- Written exercise -
Copy everything in the data below exactly except the pictures.

- Supplied information -
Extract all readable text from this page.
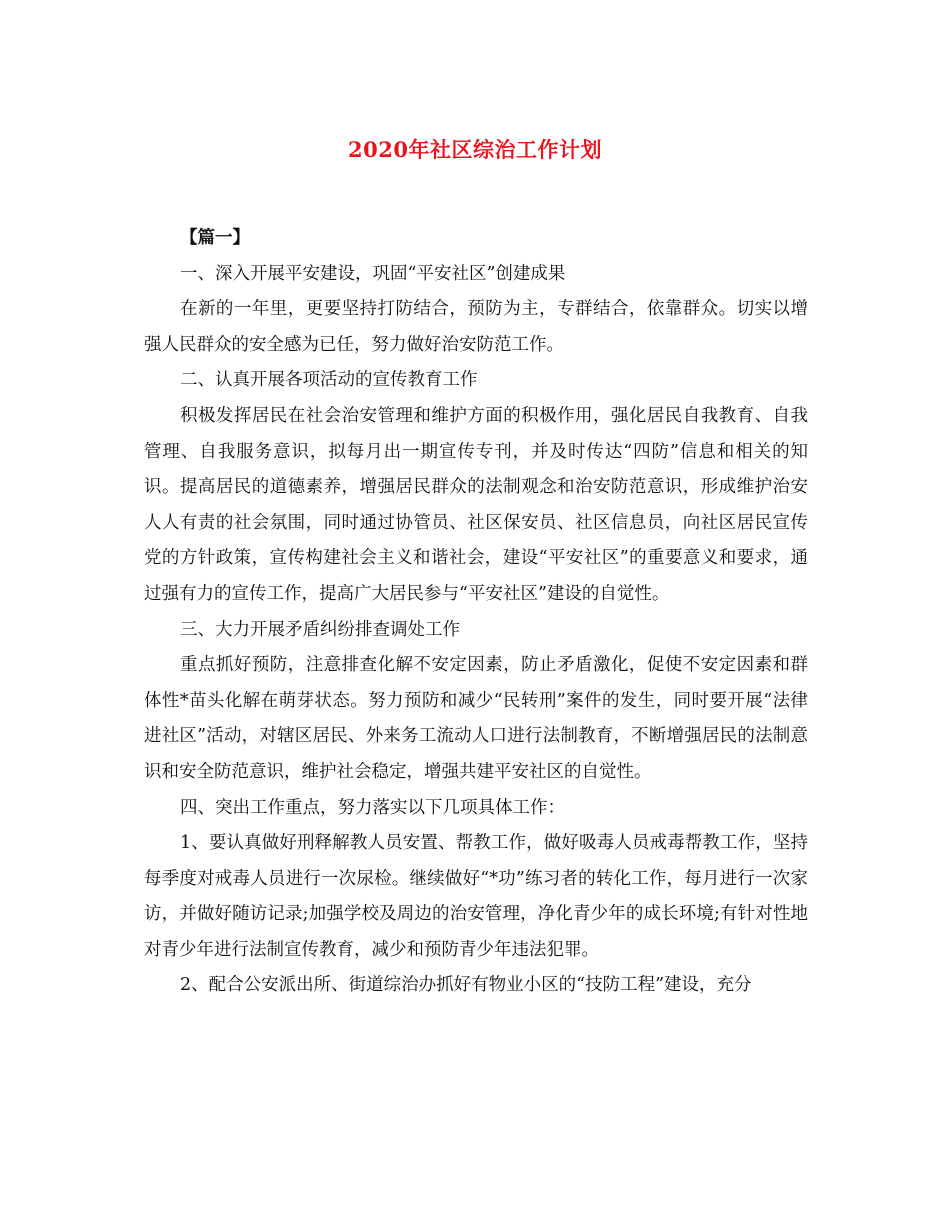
2020年社区综治工作计划

【篇一】

一、深入开展平安建设，巩固“平安社区”创建成果

在新的一年里，更要坚持打防结合，预防为主，专群结合，依靠群众。切实以增强人民群众的安全感为已任，努力做好治安防范工作。

二、认真开展各项活动的宣传教育工作

积极发挥居民在社会治安管理和维护方面的积极作用，强化居民自我教育、自我管理、自我服务意识，拟每月出一期宣传专刊，并及时传达“四防”信息和相关的知识。提高居民的道德素养，增强居民群众的法制观念和治安防范意识，形成维护治安人人有责的社会氛围，同时通过协管员、社区保安员、社区信息员，向社区居民宣传党的方针政策，宣传构建社会主义和谐社会，建设“平安社区”的重要意义和要求，通过强有力的宣传工作，提高广大居民参与“平安社区”建设的自觉性。

三、大力开展矛盾纠纷排查调处工作

重点抓好预防，注意排查化解不安定因素，防止矛盾激化，促使不安定因素和群体性*苗头化解在萌芽状态。努力预防和减少“民转刑”案件的发生，同时要开展“法律进社区”活动，对辖区居民、外来务工流动人口进行法制教育，不断增强居民的法制意识和安全防范意识，维护社会稳定，增强共建平安社区的自觉性。

四、突出工作重点，努力落实以下几项具体工作：

1、要认真做好刑释解教人员安置、帮教工作，做好吸毒人员戒毒帮教工作，坚持每季度对戒毒人员进行一次尿检。继续做好“*功”练习者的转化工作，每月进行一次家访，并做好随访记录;加强学校及周边的治安管理，净化青少年的成长环境;有针对性地对青少年进行法制宣传教育，减少和预防青少年违法犯罪。

2、配合公安派出所、街道综治办抓好有物业小区的“技防工程”建设，充分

- Expected answer -
Extract all readable text from this page.
2020年社区综治工作计划

【篇一】

一、深入开展平安建设，巩固“平安社区”创建成果

在新的一年里，更要坚持打防结合，预防为主，专群结合，依靠群众。切实以增强人民群众的安全感为已任，努力做好治安防范工作。

二、认真开展各项活动的宣传教育工作

积极发挥居民在社会治安管理和维护方面的积极作用，强化居民自我教育、自我管理、自我服务意识，拟每月出一期宣传专刊，并及时传达“四防”信息和相关的知识。提高居民的道德素养，增强居民群众的法制观念和治安防范意识，形成维护治安人人有责的社会氛围，同时通过协管员、社区保安员、社区信息员，向社区居民宣传党的方针政策，宣传构建社会主义和谐社会，建设“平安社区”的重要意义和要求，通过强有力的宣传工作，提高广大居民参与“平安社区”建设的自觉性。

三、大力开展矛盾纠纷排查调处工作

重点抓好预防，注意排查化解不安定因素，防止矛盾激化，促使不安定因素和群体性*苗头化解在萌芽状态。努力预防和减少“民转刑”案件的发生，同时要开展“法律进社区”活动，对辖区居民、外来务工流动人口进行法制教育，不断增强居民的法制意识和安全防范意识，维护社会稳定，增强共建平安社区的自觉性。

四、突出工作重点，努力落实以下几项具体工作：

1、要认真做好刑释解教人员安置、帮教工作，做好吸毒人员戒毒帮教工作，坚持每季度对戒毒人员进行一次尿检。继续做好“*功”练习者的转化工作，每月进行一次家访，并做好随访记录;加强学校及周边的治安管理，净化青少年的成长环境;有针对性地对青少年进行法制宣传教育，减少和预防青少年违法犯罪。

2、配合公安派出所、街道综治办抓好有物业小区的“技防工程”建设，充分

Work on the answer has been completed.